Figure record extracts

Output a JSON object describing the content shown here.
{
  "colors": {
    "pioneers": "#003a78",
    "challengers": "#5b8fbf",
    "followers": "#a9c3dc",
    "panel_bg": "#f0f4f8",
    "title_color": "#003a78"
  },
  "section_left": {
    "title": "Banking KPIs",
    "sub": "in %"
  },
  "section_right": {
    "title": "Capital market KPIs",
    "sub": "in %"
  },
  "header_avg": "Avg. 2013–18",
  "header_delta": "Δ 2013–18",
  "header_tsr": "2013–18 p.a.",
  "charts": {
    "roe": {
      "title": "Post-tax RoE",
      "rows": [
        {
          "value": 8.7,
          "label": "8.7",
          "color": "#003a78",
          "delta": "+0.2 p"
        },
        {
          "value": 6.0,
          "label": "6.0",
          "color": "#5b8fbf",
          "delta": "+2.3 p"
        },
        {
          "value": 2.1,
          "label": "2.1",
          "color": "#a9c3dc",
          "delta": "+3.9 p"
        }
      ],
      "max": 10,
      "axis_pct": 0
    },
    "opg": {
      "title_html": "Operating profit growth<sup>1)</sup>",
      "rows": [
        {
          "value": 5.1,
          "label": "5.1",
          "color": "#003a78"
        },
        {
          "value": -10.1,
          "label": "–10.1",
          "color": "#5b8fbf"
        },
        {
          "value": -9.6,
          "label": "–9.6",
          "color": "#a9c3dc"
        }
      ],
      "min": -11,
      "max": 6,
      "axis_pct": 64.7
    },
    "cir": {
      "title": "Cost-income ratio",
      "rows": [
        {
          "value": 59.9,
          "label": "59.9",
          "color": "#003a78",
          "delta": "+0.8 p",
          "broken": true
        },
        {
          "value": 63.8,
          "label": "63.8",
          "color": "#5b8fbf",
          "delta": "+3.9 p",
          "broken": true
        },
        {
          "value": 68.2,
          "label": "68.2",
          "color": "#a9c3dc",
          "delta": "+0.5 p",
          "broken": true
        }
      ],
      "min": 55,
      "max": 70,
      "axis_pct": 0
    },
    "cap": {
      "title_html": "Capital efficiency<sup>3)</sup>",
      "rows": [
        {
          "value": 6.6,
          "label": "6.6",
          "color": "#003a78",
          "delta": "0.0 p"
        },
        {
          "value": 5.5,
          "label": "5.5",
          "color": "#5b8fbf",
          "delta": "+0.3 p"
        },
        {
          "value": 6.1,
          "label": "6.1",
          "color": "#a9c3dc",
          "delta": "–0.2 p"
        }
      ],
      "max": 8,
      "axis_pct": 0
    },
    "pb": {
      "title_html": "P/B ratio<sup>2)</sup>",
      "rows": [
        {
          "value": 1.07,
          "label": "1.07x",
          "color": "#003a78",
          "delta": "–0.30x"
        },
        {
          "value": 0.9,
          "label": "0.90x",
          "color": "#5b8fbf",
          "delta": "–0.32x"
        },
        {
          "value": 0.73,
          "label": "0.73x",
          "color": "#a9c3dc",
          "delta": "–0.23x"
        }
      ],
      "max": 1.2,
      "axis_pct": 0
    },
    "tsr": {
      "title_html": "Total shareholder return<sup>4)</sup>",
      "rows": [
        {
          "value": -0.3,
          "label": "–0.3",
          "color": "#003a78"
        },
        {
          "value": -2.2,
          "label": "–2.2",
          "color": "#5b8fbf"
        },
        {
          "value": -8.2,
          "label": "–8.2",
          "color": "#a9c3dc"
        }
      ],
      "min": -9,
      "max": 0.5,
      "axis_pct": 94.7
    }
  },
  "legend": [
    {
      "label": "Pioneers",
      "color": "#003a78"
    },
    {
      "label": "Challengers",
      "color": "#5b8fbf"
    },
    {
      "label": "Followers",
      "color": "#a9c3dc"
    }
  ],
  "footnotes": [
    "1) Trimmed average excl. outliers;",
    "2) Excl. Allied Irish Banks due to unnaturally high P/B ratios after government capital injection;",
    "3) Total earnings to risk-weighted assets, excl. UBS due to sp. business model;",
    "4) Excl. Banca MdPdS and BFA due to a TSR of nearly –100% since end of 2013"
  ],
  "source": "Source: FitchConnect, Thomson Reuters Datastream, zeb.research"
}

WHAT THIS TASK INVOLVES> Take the entries and copy them out exactly.

RIGHT ANSWER>
Output a JSON object describing the content shown here.
{
  "colors": {
    "pioneers": "#003a78",
    "challengers": "#5b8fbf",
    "followers": "#a9c3dc",
    "panel_bg": "#f0f4f8",
    "title_color": "#003a78"
  },
  "section_left": {
    "title": "Banking KPIs",
    "sub": "in %"
  },
  "section_right": {
    "title": "Capital market KPIs",
    "sub": "in %"
  },
  "header_avg": "Avg. 2013–18",
  "header_delta": "Δ 2013–18",
  "header_tsr": "2013–18 p.a.",
  "charts": {
    "roe": {
      "title": "Post-tax RoE",
      "rows": [
        {
          "value": 8.7,
          "label": "8.7",
          "color": "#003a78",
          "delta": "+0.2 p"
        },
        {
          "value": 6.0,
          "label": "6.0",
          "color": "#5b8fbf",
          "delta": "+2.3 p"
        },
        {
          "value": 2.1,
          "label": "2.1",
          "color": "#a9c3dc",
          "delta": "+3.9 p"
        }
      ],
      "max": 10,
      "axis_pct": 0
    },
    "opg": {
      "title_html": "Operating profit growth<sup>1)</sup>",
      "rows": [
        {
          "value": 5.1,
          "label": "5.1",
          "color": "#003a78"
        },
        {
          "value": -10.1,
          "label": "–10.1",
          "color": "#5b8fbf"
        },
        {
          "value": -9.6,
          "label": "–9.6",
          "color": "#a9c3dc"
        }
      ],
      "min": -11,
      "max": 6,
      "axis_pct": 64.7
    },
    "cir": {
      "title": "Cost-income ratio",
      "rows": [
        {
          "value": 59.9,
          "label": "59.9",
          "color": "#003a78",
          "delta": "+0.8 p",
          "broken": true
        },
        {
          "value": 63.8,
          "label": "63.8",
          "color": "#5b8fbf",
          "delta": "+3.9 p",
          "broken": true
        },
        {
          "value": 68.2,
          "label": "68.2",
          "color": "#a9c3dc",
          "delta": "+0.5 p",
          "broken": true
        }
      ],
      "min": 55,
      "max": 70,
      "axis_pct": 0
    },
    "cap": {
      "title_html": "Capital efficiency<sup>3)</sup>",
      "rows": [
        {
          "value": 6.6,
          "label": "6.6",
          "color": "#003a78",
          "delta": "0.0 p"
        },
        {
          "value": 5.5,
          "label": "5.5",
          "color": "#5b8fbf",
          "delta": "+0.3 p"
        },
        {
          "value": 6.1,
          "label": "6.1",
          "color": "#a9c3dc",
          "delta": "–0.2 p"
        }
      ],
      "max": 8,
      "axis_pct": 0
    },
    "pb": {
      "title_html": "P/B ratio<sup>2)</sup>",
      "rows": [
        {
          "value": 1.07,
          "label": "1.07x",
          "color": "#003a78",
          "delta": "–0.30x"
        },
        {
          "value": 0.9,
          "label": "0.90x",
          "color": "#5b8fbf",
          "delta": "–0.32x"
        },
        {
          "value": 0.73,
          "label": "0.73x",
          "color": "#a9c3dc",
          "delta": "–0.23x"
        }
      ],
      "max": 1.2,
      "axis_pct": 0
    },
    "tsr": {
      "title_html": "Total shareholder return<sup>4)</sup>",
      "rows": [
        {
          "value": -0.3,
          "label": "–0.3",
          "color": "#003a78"
        },
        {
          "value": -2.2,
          "label": "–2.2",
          "color": "#5b8fbf"
        },
        {
          "value": -8.2,
          "label": "–8.2",
          "color": "#a9c3dc"
        }
      ],
      "min": -9,
      "max": 0.5,
      "axis_pct": 94.7
    }
  },
  "legend": [
    {
      "label": "Pioneers",
      "color": "#003a78"
    },
    {
      "label": "Challengers",
      "color": "#5b8fbf"
    },
    {
      "label": "Followers",
      "color": "#a9c3dc"
    }
  ],
  "footnotes": [
    "1) Trimmed average excl. outliers;",
    "2) Excl. Allied Irish Banks due to unnaturally high P/B ratios after government capital injection;",
    "3) Total earnings to risk-weighted assets, excl. UBS due to sp. business model;",
    "4) Excl. Banca MdPdS and BFA due to a TSR of nearly –100% since end of 2013"
  ],
  "source": "Source: FitchConnect, Thomson Reuters Datastream, zeb.research"
}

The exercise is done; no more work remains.